- TANTANGAN 1 -
Dalam berita tentang revisi UU ITE, pasal mana saja yang disebut multitafsir oleh Wakil Menteri Hukum dan HAM?

Jakarta (ANTARA) - Wacana merevisi Undang-Undang Nomor 19 Tahun 2016 tentang Informasi dan Transaksi Elektronik (ITE) memasuki babak baru.

Pemerintah telah memutuskan untuk tidak mencabut UU tersebut dan memilih melakukan revisi secara terbatas yang cakupannya sangat kecil.

Revisi terbatas itu, yakni berupa penambahan beberapa aspek dalam pasal yang dianggap multitafsir, salah satunya memasukkan penjelasan pada sejumlah pasal di UU ITE.

"Ada revisi semantik atau revisi terbatas yang sangat kecil. Seperti, misalnya, apa sih penistaan itu? Apa sih fitnah itu? Apa sih? Jadi dijelaskan," ujar Menko Polhukam Mahfud MD saat menjelaskan hasil kesimpulan Tim Kajian UU ITE di Jakarta.

Mahfud menuturkan bahwa tujuan penambahan penjelasan itu agar ketentuan yang dianggap pasal multitafsir atau pasal karet tidak disalahgunakan, sehingga seluruh pihak memahami konteks regulasi tersebut.

Keberadaan pasal karet memang menjadi salah satu faktor penyebab mencuatnya wacana revisi UU ITE. Mengutip pernyataan Wakil Menteri Hukum dan HAM Edward Omar Sharif Hiariej, setidaknya terdapat tiga pasal multitafsir yang termuat dalam UU ITE, yaitu Pasal 27, 28, dan 29.

Presiden Joko Widodo beberapa waktu lalu telah mengatakan akan meminta parlemen untuk menghapus pasal-pasal karet yang ada di dalam UU ITE jika tidak dapat memberikan rasa keadilan.

"Terutama menghapus pasal-pasal karet yang penafsirannya bisa berbeda-beda, yang mudah diinterpretasikan secara sepihak," ujar Presiden pada Februari lalu.

Semangat UU ITE adalah untuk menjaga ruang digital Indonesia agar lebih bersih, sehat, beretika, dan bisa dimanfaatkan secara produktif. Presiden tidak ingin implementasi UU tersebut justru menimbulkan rasa ketidakadilan.

- DATA YANG DIBERIKAN -
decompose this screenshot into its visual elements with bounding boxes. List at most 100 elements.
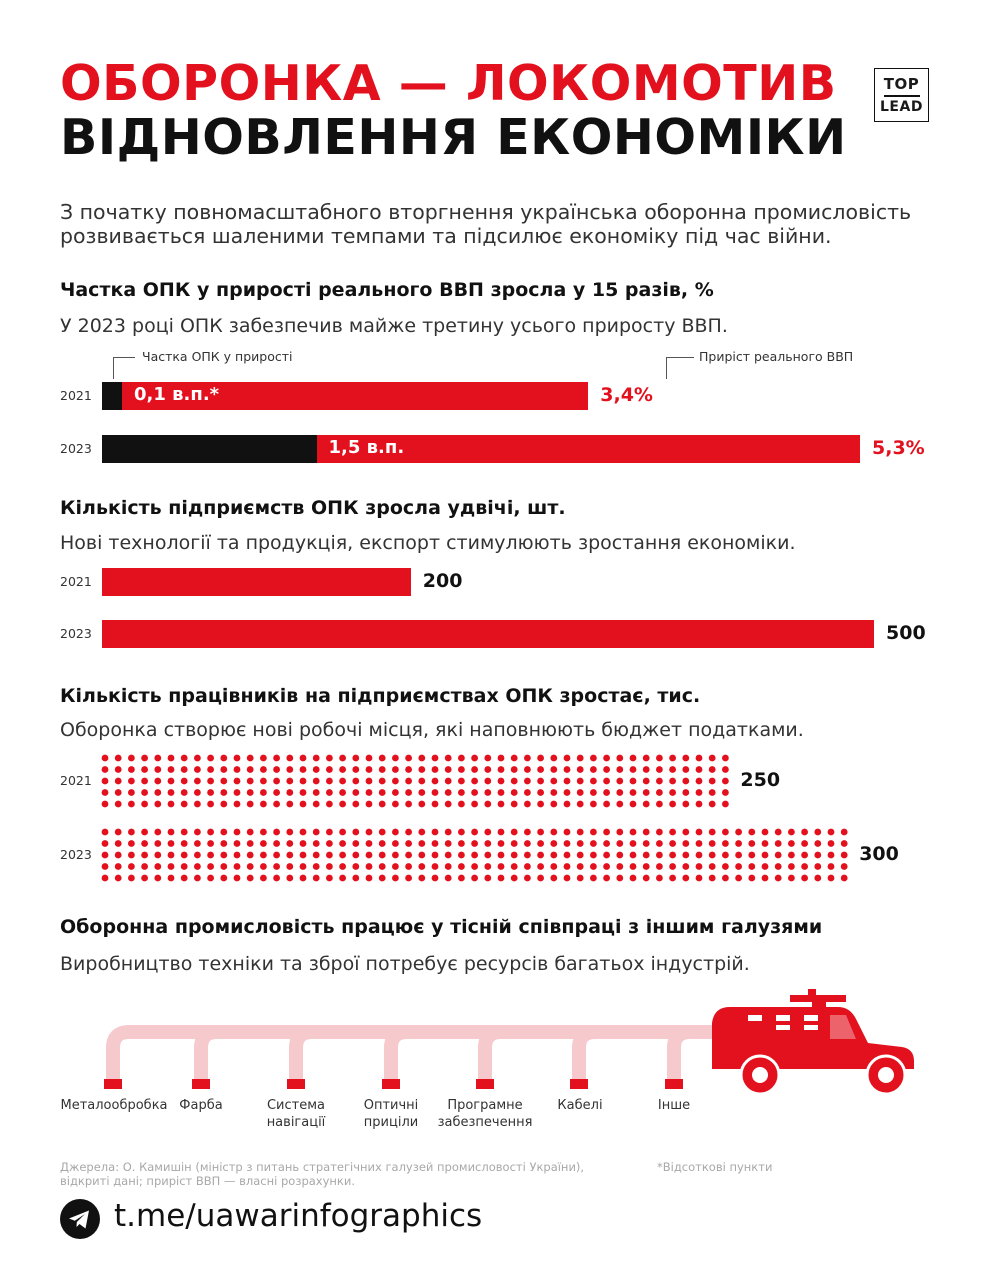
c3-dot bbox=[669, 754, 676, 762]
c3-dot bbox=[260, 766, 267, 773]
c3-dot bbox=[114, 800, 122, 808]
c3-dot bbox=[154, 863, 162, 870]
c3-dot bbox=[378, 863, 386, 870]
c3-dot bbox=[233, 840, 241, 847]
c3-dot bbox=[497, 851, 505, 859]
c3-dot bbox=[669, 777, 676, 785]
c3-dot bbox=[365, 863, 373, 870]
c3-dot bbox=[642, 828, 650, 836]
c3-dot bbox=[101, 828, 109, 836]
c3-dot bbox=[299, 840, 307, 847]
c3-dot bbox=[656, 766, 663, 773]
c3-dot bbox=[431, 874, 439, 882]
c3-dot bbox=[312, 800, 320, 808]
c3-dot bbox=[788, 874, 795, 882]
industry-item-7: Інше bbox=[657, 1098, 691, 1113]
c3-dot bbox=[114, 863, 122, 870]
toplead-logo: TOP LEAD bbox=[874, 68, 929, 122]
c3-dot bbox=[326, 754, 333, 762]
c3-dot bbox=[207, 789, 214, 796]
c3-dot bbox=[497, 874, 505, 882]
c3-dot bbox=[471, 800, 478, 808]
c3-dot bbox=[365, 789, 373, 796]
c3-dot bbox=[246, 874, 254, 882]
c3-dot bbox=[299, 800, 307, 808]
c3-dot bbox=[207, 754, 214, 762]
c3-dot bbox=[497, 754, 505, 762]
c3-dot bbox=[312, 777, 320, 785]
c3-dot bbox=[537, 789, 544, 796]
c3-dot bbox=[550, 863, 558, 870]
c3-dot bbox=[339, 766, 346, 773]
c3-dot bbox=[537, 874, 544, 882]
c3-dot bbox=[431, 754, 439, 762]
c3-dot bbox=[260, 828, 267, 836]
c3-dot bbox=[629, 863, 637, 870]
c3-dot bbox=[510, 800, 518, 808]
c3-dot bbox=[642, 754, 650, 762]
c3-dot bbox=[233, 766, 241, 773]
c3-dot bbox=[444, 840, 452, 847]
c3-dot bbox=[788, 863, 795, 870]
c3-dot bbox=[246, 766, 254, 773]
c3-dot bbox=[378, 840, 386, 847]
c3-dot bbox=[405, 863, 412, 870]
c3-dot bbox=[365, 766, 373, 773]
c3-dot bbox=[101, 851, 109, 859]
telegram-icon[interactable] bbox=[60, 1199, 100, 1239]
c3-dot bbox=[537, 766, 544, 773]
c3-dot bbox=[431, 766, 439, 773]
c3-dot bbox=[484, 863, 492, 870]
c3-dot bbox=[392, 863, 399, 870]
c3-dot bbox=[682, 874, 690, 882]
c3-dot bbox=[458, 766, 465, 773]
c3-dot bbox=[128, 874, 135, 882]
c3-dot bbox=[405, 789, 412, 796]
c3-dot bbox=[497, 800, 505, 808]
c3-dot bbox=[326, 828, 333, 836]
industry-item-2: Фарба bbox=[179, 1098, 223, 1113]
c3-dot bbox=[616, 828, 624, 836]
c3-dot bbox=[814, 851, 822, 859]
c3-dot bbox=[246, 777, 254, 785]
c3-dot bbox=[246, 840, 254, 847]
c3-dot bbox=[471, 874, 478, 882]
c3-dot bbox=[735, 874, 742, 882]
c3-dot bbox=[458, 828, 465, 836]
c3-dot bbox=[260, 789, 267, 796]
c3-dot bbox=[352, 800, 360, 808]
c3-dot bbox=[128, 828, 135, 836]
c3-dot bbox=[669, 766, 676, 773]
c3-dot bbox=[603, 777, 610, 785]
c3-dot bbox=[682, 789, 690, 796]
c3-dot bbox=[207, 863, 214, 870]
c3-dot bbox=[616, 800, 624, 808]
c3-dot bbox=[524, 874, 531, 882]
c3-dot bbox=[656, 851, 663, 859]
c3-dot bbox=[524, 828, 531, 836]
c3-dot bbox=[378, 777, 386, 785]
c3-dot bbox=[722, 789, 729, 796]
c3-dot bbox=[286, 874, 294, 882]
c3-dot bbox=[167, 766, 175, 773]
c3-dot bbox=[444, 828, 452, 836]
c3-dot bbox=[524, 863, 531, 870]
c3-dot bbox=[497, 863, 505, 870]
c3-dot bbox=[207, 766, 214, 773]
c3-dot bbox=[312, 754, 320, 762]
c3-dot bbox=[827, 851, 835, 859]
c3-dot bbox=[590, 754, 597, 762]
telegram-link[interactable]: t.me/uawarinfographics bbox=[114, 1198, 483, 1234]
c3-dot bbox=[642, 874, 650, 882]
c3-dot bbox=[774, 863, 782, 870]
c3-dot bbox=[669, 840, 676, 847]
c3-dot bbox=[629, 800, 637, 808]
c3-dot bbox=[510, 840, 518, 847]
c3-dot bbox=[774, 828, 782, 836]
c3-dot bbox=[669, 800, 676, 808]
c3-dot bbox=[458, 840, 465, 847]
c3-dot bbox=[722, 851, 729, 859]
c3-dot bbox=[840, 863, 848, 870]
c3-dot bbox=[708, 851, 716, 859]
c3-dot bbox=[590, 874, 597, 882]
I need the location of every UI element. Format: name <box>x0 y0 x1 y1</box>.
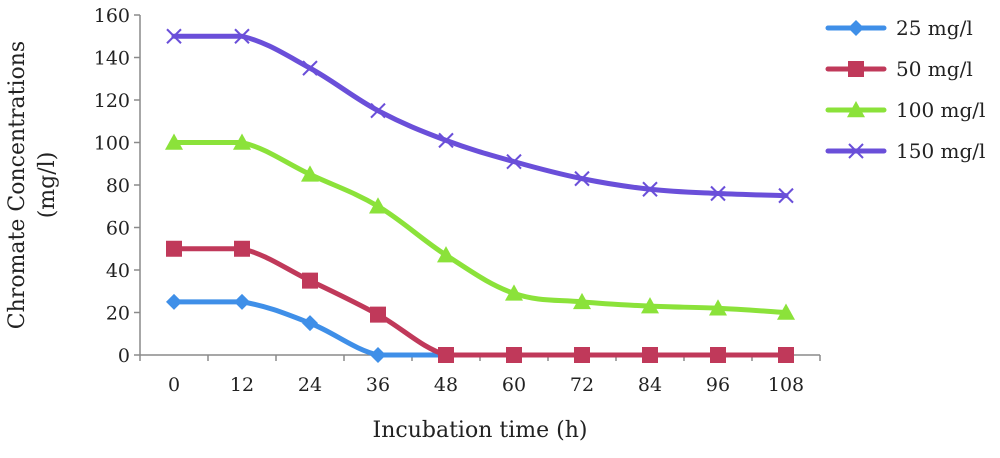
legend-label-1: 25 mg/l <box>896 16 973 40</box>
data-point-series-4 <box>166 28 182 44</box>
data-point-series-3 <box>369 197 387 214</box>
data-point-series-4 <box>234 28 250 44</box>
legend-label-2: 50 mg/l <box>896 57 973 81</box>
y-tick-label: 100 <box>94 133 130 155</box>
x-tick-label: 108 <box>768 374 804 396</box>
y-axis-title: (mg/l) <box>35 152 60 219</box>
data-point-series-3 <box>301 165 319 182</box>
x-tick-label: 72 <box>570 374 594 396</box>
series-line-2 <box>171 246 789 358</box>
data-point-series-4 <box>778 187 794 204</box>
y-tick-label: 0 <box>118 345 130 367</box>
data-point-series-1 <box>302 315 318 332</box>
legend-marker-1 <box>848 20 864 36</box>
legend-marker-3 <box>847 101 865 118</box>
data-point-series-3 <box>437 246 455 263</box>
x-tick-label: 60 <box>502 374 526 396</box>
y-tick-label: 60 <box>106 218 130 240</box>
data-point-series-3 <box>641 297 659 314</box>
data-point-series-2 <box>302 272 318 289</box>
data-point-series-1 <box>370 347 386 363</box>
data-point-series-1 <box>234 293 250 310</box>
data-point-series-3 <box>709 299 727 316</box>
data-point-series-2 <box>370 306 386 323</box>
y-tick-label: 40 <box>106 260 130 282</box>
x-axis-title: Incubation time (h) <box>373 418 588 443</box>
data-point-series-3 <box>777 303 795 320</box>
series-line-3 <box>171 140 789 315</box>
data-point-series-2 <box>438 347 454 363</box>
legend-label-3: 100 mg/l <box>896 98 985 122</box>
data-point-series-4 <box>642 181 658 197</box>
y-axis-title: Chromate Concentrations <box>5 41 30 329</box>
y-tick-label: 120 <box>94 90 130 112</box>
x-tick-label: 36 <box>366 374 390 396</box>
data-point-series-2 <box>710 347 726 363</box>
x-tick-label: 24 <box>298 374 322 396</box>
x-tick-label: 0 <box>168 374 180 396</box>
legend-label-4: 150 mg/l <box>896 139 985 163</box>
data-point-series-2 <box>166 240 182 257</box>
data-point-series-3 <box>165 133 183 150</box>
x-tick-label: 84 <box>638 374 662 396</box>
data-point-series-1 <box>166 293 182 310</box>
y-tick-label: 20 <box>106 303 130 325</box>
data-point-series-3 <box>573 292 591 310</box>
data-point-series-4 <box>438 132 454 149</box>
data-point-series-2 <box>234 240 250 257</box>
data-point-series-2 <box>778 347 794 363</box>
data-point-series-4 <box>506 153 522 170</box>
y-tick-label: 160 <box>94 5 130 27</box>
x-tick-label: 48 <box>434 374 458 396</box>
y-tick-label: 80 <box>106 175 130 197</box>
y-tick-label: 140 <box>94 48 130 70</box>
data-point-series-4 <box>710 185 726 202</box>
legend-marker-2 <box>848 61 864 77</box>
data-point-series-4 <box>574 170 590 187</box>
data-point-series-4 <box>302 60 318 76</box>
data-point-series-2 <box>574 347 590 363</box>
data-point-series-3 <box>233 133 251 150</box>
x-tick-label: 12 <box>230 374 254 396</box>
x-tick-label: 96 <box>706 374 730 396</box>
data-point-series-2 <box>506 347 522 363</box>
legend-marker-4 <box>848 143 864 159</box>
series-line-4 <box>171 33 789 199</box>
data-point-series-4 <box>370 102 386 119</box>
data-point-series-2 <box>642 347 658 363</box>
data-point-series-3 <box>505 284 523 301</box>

- TANTANGAN 2 -
Tuliskan kembali tanpa perubahan baris-baris data di atas, mulai dari baris yang memuat "legend-label-1: 25 mg/l" dan berhenti setelah baris yang memuat "data-point-series-4 <box>642 181".

- KELUARAN LENGKAP 1 -
Pasal yang disebut multitafsir adalah Pasal 27, 28, dan 29.

- KELUARAN LENGKAP 2 -
legend-label-1: 25 mg/l <box>896 16 973 40</box>
data-point-series-4 <box>166 28 182 44</box>
data-point-series-3 <box>369 197 387 214</box>
data-point-series-4 <box>234 28 250 44</box>
legend-label-2: 50 mg/l <box>896 57 973 81</box>
y-tick-label: 100 <box>94 133 130 155</box>
x-tick-label: 108 <box>768 374 804 396</box>
y-axis-title: (mg/l) <box>35 152 60 219</box>
data-point-series-3 <box>301 165 319 182</box>
x-tick-label: 72 <box>570 374 594 396</box>
series-line-2 <box>171 246 789 358</box>
data-point-series-4 <box>778 187 794 204</box>
y-tick-label: 0 <box>118 345 130 367</box>
data-point-series-1 <box>302 315 318 332</box>
legend-marker-1 <box>848 20 864 36</box>
legend-marker-3 <box>847 101 865 118</box>
data-point-series-3 <box>437 246 455 263</box>
x-tick-label: 60 <box>502 374 526 396</box>
y-tick-label: 60 <box>106 218 130 240</box>
data-point-series-3 <box>641 297 659 314</box>
data-point-series-2 <box>302 272 318 289</box>
data-point-series-1 <box>370 347 386 363</box>
data-point-series-1 <box>234 293 250 310</box>
data-point-series-3 <box>709 299 727 316</box>
data-point-series-2 <box>370 306 386 323</box>
y-tick-label: 40 <box>106 260 130 282</box>
x-axis-title: Incubation time (h) <box>373 418 588 443</box>
data-point-series-3 <box>777 303 795 320</box>
series-line-3 <box>171 140 789 315</box>
data-point-series-2 <box>438 347 454 363</box>
legend-label-3: 100 mg/l <box>896 98 985 122</box>
data-point-series-4 <box>642 181 658 197</box>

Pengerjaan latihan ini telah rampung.